> [Supplied information]:

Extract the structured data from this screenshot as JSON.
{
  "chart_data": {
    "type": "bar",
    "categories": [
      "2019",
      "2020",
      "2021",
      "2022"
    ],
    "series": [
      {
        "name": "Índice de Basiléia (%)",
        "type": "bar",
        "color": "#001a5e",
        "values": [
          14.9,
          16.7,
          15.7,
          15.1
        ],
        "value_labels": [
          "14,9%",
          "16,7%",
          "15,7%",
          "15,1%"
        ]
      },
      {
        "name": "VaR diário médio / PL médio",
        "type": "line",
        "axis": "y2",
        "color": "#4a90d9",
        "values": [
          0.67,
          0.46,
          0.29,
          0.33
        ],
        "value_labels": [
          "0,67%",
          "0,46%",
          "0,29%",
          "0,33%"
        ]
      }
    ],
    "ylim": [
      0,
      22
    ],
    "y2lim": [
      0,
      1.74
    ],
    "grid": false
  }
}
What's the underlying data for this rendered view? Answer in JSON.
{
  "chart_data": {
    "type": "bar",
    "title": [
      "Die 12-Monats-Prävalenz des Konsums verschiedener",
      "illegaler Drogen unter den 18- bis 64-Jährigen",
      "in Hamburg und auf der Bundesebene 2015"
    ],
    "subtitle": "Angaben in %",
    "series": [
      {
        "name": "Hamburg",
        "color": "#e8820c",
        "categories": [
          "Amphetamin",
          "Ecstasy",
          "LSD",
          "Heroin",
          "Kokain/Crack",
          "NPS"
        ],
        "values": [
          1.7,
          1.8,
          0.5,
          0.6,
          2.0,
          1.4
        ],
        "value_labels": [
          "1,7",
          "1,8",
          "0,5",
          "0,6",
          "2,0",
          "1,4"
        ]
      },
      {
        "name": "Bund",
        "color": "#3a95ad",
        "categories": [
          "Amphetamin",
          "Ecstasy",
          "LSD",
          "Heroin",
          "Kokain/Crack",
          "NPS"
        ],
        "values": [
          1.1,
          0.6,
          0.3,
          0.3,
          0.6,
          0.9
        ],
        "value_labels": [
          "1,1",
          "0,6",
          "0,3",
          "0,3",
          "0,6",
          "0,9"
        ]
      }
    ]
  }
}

> [What the task requires]:
Work out how many lines of the listing above include the word "name". Report only the number.

> [Solution below]:
4